Written task — Find and copy each line of the records where the string "Perot" shows up.

.....

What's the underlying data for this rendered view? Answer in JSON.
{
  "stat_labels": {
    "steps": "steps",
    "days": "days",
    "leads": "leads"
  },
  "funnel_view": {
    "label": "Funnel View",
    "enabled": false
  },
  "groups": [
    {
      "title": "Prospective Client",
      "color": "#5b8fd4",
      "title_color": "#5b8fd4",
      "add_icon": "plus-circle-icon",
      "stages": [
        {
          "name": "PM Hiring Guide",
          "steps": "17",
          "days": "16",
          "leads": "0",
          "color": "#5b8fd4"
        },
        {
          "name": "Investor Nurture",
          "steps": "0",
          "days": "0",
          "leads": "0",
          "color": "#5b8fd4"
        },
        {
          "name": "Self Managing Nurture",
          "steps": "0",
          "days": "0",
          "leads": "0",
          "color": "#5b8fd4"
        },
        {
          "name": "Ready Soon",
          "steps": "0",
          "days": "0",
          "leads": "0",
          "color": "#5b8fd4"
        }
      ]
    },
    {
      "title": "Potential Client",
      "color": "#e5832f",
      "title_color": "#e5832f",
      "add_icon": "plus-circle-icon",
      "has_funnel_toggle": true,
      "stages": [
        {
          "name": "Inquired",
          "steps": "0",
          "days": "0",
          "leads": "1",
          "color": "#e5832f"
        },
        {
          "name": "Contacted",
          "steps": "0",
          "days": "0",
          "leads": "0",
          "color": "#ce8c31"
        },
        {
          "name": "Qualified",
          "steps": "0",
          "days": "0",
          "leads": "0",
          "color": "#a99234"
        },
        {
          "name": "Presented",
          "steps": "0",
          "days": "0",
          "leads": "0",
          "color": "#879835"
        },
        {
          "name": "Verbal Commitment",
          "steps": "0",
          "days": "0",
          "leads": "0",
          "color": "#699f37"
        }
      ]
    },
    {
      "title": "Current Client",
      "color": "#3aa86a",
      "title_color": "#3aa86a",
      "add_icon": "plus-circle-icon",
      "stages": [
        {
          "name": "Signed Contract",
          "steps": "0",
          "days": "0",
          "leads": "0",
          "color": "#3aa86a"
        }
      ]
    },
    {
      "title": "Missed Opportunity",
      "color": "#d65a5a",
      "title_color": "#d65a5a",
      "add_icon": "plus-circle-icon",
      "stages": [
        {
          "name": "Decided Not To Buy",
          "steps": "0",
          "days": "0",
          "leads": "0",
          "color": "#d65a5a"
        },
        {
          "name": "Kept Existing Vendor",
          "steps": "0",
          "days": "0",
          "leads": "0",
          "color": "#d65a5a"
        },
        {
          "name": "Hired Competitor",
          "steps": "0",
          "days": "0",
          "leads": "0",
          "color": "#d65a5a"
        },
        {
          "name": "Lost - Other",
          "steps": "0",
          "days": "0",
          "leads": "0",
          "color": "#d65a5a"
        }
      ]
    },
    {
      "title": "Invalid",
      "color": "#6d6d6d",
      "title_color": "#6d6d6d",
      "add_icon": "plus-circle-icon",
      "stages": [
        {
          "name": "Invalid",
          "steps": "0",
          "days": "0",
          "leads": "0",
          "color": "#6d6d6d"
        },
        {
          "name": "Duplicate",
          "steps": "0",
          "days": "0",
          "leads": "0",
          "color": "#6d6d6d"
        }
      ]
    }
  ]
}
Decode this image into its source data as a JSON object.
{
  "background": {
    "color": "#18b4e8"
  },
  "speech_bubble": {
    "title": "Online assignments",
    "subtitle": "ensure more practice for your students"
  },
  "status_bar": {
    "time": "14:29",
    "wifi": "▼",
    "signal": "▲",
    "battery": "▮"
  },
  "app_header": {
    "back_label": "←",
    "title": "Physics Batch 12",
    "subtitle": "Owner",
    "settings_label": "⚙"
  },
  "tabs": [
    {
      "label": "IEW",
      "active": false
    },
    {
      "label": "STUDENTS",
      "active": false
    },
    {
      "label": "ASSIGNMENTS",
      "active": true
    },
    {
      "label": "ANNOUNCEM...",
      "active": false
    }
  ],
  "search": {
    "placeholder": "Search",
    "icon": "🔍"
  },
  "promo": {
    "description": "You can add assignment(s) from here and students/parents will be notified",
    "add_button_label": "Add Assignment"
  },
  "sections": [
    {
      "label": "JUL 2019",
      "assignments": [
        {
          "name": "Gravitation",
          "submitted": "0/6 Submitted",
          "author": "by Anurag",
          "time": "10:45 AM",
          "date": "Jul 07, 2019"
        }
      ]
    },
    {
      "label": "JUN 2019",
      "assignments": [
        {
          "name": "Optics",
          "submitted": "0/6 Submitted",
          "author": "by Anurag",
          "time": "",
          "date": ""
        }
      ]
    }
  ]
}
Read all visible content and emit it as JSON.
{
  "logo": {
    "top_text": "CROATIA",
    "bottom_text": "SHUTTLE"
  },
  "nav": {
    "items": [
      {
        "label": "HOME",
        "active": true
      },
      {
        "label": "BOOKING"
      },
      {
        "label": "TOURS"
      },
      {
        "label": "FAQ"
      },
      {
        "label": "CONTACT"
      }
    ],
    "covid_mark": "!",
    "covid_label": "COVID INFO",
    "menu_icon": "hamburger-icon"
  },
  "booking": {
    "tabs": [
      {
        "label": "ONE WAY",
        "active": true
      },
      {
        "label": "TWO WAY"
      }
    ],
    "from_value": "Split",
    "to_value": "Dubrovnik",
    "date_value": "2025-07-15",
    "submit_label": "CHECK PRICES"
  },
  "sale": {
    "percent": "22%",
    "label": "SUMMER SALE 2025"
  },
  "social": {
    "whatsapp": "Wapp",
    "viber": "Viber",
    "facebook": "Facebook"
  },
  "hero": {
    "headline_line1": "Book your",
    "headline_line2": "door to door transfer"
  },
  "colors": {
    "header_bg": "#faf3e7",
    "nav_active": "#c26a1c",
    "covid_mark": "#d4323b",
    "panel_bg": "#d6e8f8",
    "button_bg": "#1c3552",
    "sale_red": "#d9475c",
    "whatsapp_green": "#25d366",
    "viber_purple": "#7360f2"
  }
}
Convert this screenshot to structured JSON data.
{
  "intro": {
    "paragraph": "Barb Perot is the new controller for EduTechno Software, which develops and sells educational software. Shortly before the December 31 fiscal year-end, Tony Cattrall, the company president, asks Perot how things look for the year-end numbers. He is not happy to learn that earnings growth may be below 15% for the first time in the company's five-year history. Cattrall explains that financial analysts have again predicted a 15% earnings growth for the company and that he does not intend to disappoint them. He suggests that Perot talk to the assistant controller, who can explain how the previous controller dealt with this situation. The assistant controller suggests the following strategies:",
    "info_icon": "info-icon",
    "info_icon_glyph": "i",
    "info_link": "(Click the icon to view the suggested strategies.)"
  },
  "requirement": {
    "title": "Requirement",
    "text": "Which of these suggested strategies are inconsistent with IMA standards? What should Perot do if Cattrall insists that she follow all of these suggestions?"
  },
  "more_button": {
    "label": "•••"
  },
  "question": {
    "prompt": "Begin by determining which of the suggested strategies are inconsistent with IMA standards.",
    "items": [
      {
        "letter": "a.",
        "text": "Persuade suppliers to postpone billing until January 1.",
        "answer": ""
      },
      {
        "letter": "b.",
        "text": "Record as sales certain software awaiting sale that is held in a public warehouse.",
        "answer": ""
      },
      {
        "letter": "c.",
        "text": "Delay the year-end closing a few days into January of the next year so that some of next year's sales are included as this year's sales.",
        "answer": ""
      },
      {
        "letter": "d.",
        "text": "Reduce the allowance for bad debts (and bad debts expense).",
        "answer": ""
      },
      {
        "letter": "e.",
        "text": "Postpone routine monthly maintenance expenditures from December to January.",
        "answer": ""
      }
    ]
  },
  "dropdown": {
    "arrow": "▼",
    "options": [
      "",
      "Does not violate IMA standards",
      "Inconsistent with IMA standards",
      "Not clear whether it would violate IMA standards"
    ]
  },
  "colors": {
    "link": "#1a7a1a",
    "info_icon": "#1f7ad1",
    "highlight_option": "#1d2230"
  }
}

.....

Completed task —
    "paragraph": "Barb Perot is the new controller for EduTechno Software, which develops and sells educational software. Shortly before the December 31 fiscal year-end, Tony Cattrall, the company president, asks Perot how things look for the year-end numbers. He is not happy to learn that earnings growth may be below 15% for the first time in the company's five-year history. Cattrall explains that financial analysts have again predicted a 15% earnings growth for the company and that he does not intend to disappoint them. He suggests that Perot talk to the assistant controller, who can explain how the previous controller dealt with this situation. The assistant controller suggests the following strategies:",
    "text": "Which of these suggested strategies are inconsistent with IMA standards? What should Perot do if Cattrall insists that she follow all of these suggestions?"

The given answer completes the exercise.